[Stored records]
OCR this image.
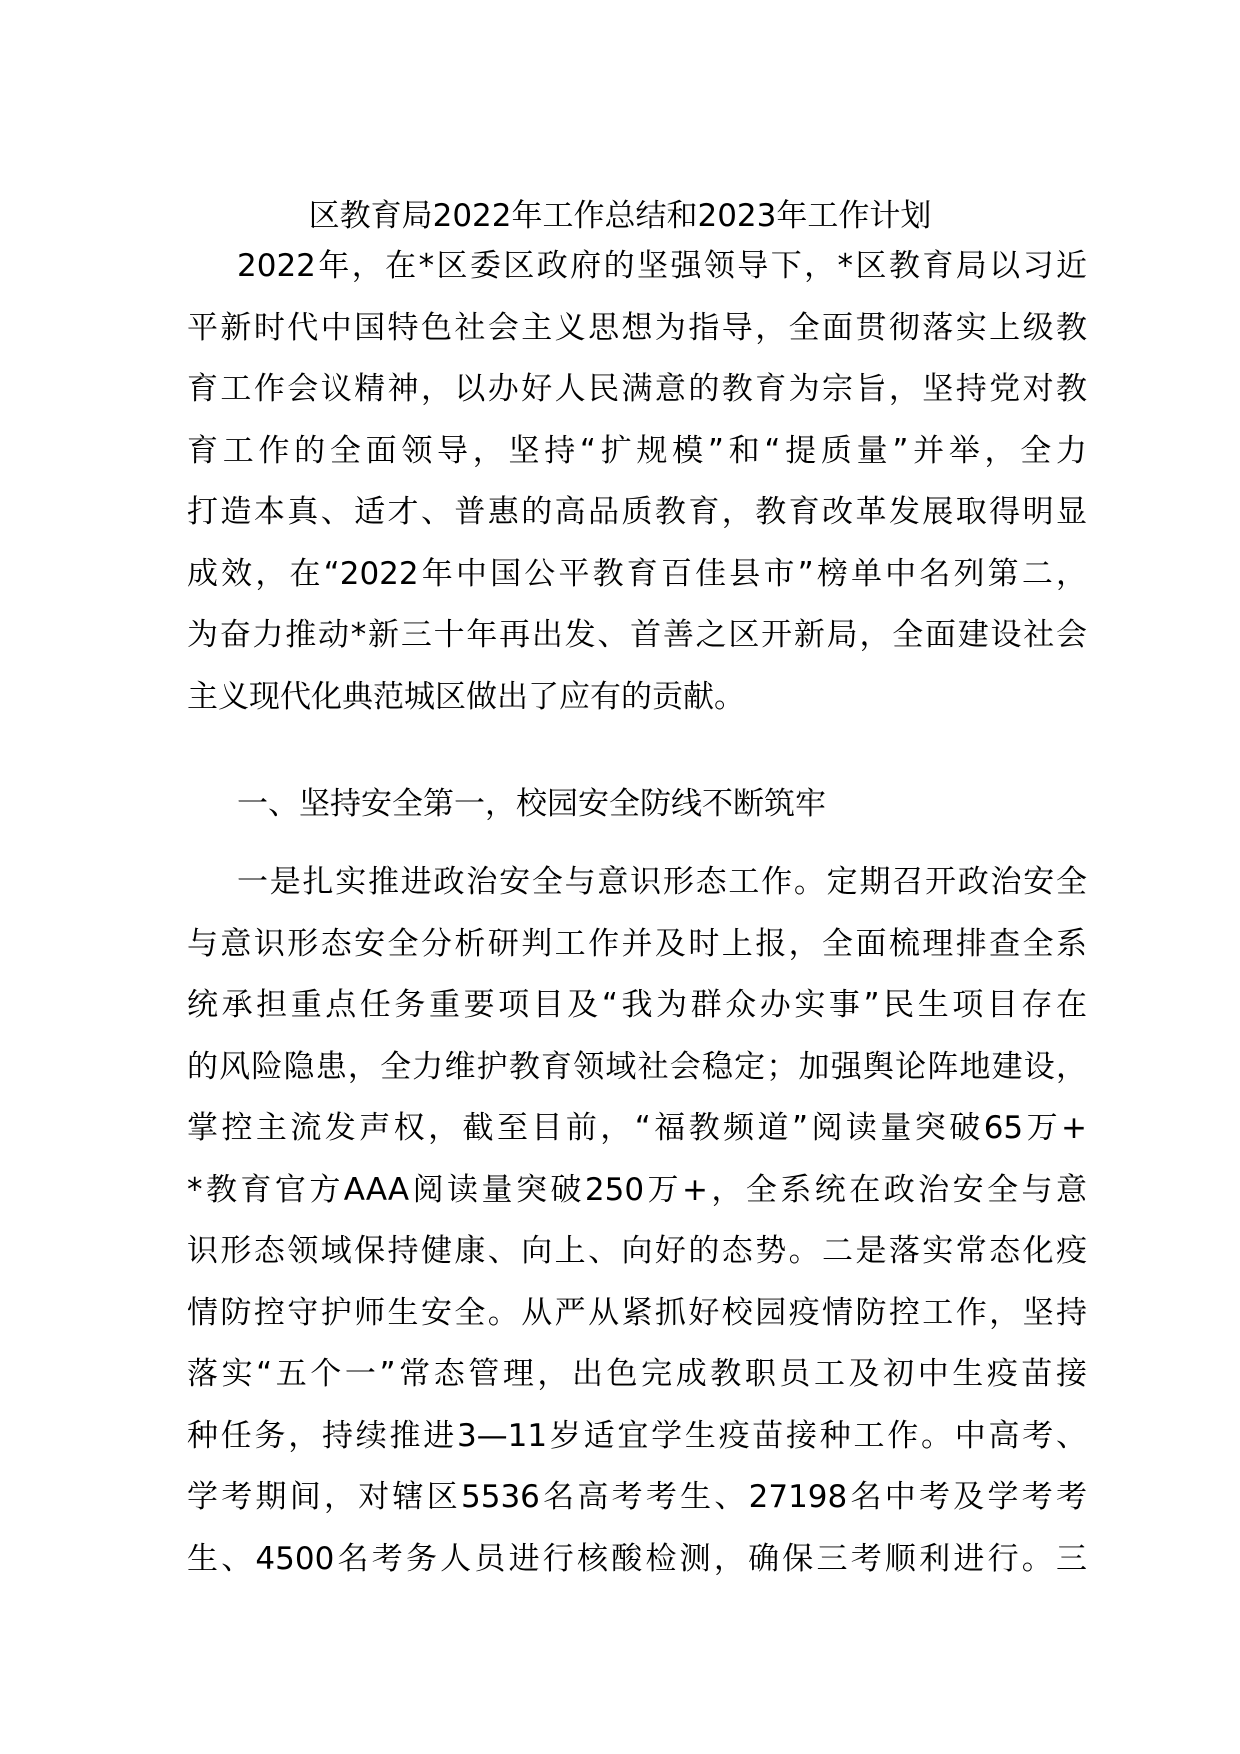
区教育局2022年工作总结和2023年工作计划
2022年，在*区委区政府的坚强领导下，*区教育局以习近
平新时代中国特色社会主义思想为指导，全面贯彻落实上级教
育工作会议精神，以办好人民满意的教育为宗旨，坚持党对教
育工作的全面领导，坚持“扩规模”和“提质量”并举，全力
打造本真、适才、普惠的高品质教育，教育改革发展取得明显
成效，在“2022年中国公平教育百佳县市”榜单中名列第二，
为奋力推动*新三十年再出发、首善之区开新局，全面建设社会
主义现代化典范城区做出了应有的贡献。
一、坚持安全第一，校园安全防线不断筑牢
一是扎实推进政治安全与意识形态工作。定期召开政治安全
与意识形态安全分析研判工作并及时上报，全面梳理排查全系
统承担重点任务重要项目及“我为群众办实事”民生项目存在
的风险隐患，全力维护教育领域社会稳定；加强舆论阵地建设，
掌控主流发声权，截至目前，“福教频道”阅读量突破65万+
*教育官方AAA阅读量突破250万+，全系统在政治安全与意
识形态领域保持健康、向上、向好的态势。二是落实常态化疫
情防控守护师生安全。从严从紧抓好校园疫情防控工作，坚持
落实“五个一”常态管理，出色完成教职员工及初中生疫苗接
种任务，持续推进3—11岁适宜学生疫苗接种工作。中高考、
学考期间，对辖区5536名高考考生、27198名中考及学考考
生、4500名考务人员进行核酸检测，确保三考顺利进行。三
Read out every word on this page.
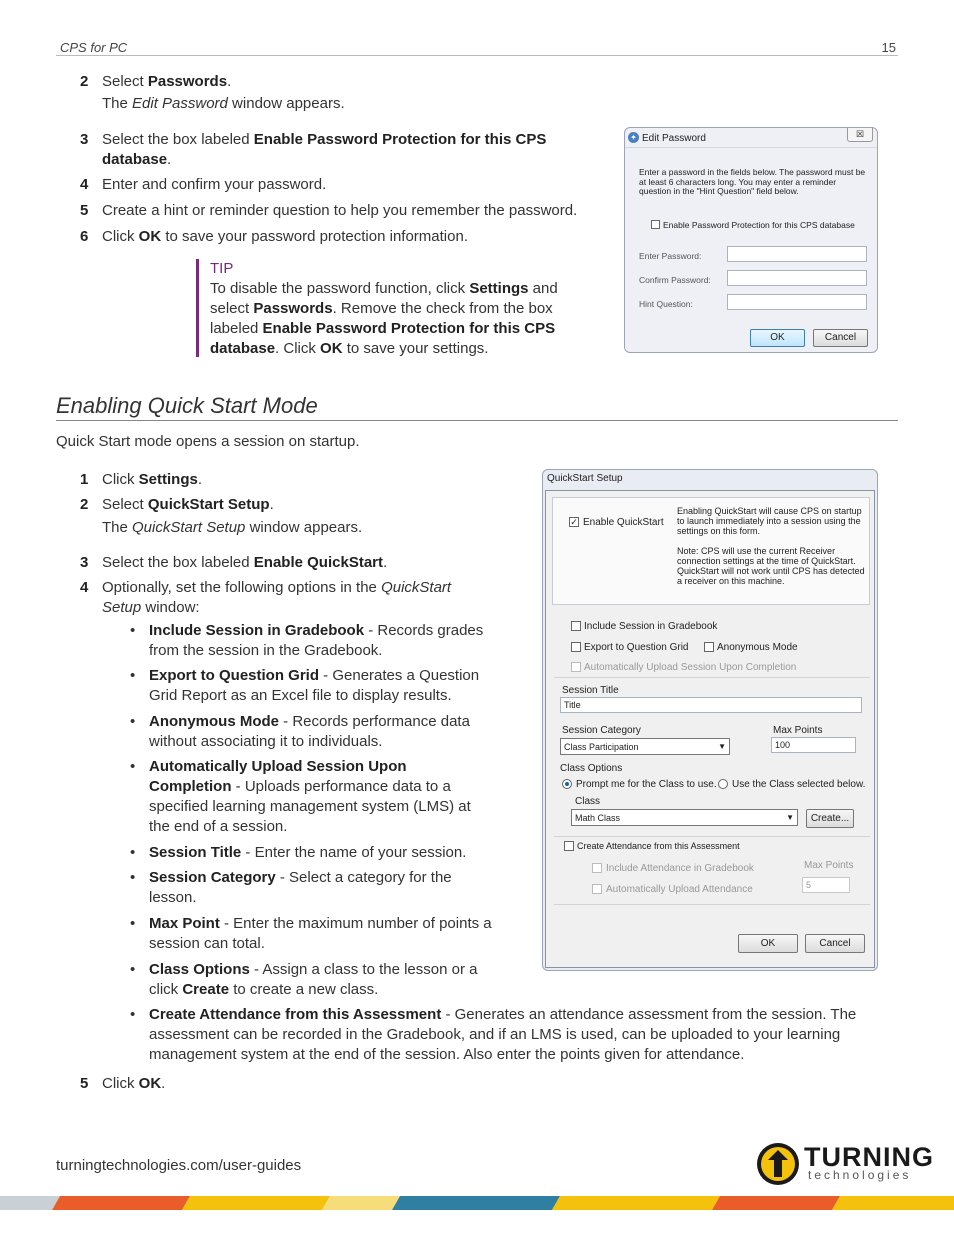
CPS for PC	15
2 Select Passwords.
The Edit Password window appears.
3 Select the box labeled Enable Password Protection for this CPS database.
4 Enter and confirm your password.
5 Create a hint or reminder question to help you remember the password.
6 Click OK to save your password protection information.
TIP
To disable the password function, click Settings and select Passwords. Remove the check from the box labeled Enable Password Protection for this CPS database. Click OK to save your settings.
✦ Edit Password	☒
Enter a password in the fields below. The password must be at least 6 characters long. You may enter a reminder question in the "Hint Question" field below.
Enable Password Protection for this CPS database
Enter Password:
Confirm Password:
Hint Question:
OK	Cancel
Enabling Quick Start Mode
Quick Start mode opens a session on startup.
1 Click Settings.
2 Select QuickStart Setup.
The QuickStart Setup window appears.
3 Select the box labeled Enable QuickStart.
4 Optionally, set the following options in the QuickStart Setup window:
• Include Session in Gradebook - Records grades from the session in the Gradebook.
• Export to Question Grid - Generates a Question Grid Report as an Excel file to display results.
• Anonymous Mode - Records performance data without associating it to individuals.
• Automatically Upload Session Upon Completion - Uploads performance data to a specified learning management system (LMS) at the end of a session.
• Session Title - Enter the name of your session.
• Session Category - Select a category for the lesson.
• Max Point - Enter the maximum number of points a session can total.
• Class Options - Assign a class to the lesson or a click Create to create a new class.
• Create Attendance from this Assessment - Generates an attendance assessment from the session. The assessment can be recorded in the Gradebook, and if an LMS is used, can be uploaded to your learning management system at the end of the session. Also enter the points given for attendance.
5 Click OK.
QuickStart Setup
✓ Enable QuickStart
Enabling QuickStart will cause CPS on startup to launch immediately into a session using the settings on this form.
Note: CPS will use the current Receiver connection settings at the time of QuickStart. QuickStart will not work until CPS has detected a receiver on this machine.
Include Session in Gradebook
Export to Question Grid	Anonymous Mode
Automatically Upload Session Upon Completion
Session Title
Title
Session Category
Class Participation	▼
Max Points
100
Class Options
Prompt me for the Class to use. Use the Class selected below.
Class
Math Class	▼	Create...
Create Attendance from this Assessment
Include Attendance in Gradebook
Automatically Upload Attendance
Max Points
5
OK	Cancel
turningtechnologies.com/user-guides	TURNING
technologies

*What you should do*
Search the data for the string "appears". List each line that has it.

*Expected answer*
The Edit Password window appears.
The QuickStart Setup window appears.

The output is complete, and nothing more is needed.